# [Material for the task]
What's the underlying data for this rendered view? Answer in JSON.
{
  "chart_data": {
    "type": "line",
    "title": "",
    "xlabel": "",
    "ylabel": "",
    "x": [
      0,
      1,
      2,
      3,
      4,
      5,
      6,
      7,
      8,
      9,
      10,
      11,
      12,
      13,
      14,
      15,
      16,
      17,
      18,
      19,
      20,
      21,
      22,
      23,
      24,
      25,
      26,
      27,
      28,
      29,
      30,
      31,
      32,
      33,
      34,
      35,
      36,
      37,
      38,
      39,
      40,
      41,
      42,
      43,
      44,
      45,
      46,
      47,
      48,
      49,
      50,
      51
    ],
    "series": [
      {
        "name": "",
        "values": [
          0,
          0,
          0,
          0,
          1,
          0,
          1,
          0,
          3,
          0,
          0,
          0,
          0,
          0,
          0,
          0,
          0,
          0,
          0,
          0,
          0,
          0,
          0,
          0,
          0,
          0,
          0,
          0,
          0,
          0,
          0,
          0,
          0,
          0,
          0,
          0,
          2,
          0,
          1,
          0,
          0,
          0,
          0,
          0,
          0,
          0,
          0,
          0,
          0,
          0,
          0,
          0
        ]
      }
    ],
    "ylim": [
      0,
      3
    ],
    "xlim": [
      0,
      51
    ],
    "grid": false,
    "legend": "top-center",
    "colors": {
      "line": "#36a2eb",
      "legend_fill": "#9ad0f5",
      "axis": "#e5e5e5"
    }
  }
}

# [Required task]
Transcribe the material above word for word.

# [Task response]
What's the underlying data for this rendered view? Answer in JSON.
{
  "chart_data": {
    "type": "line",
    "title": "",
    "xlabel": "",
    "ylabel": "",
    "x": [
      0,
      1,
      2,
      3,
      4,
      5,
      6,
      7,
      8,
      9,
      10,
      11,
      12,
      13,
      14,
      15,
      16,
      17,
      18,
      19,
      20,
      21,
      22,
      23,
      24,
      25,
      26,
      27,
      28,
      29,
      30,
      31,
      32,
      33,
      34,
      35,
      36,
      37,
      38,
      39,
      40,
      41,
      42,
      43,
      44,
      45,
      46,
      47,
      48,
      49,
      50,
      51
    ],
    "series": [
      {
        "name": "",
        "values": [
          0,
          0,
          0,
          0,
          1,
          0,
          1,
          0,
          3,
          0,
          0,
          0,
          0,
          0,
          0,
          0,
          0,
          0,
          0,
          0,
          0,
          0,
          0,
          0,
          0,
          0,
          0,
          0,
          0,
          0,
          0,
          0,
          0,
          0,
          0,
          0,
          2,
          0,
          1,
          0,
          0,
          0,
          0,
          0,
          0,
          0,
          0,
          0,
          0,
          0,
          0,
          0
        ]
      }
    ],
    "ylim": [
      0,
      3
    ],
    "xlim": [
      0,
      51
    ],
    "grid": false,
    "legend": "top-center",
    "colors": {
      "line": "#36a2eb",
      "legend_fill": "#9ad0f5",
      "axis": "#e5e5e5"
    }
  }
}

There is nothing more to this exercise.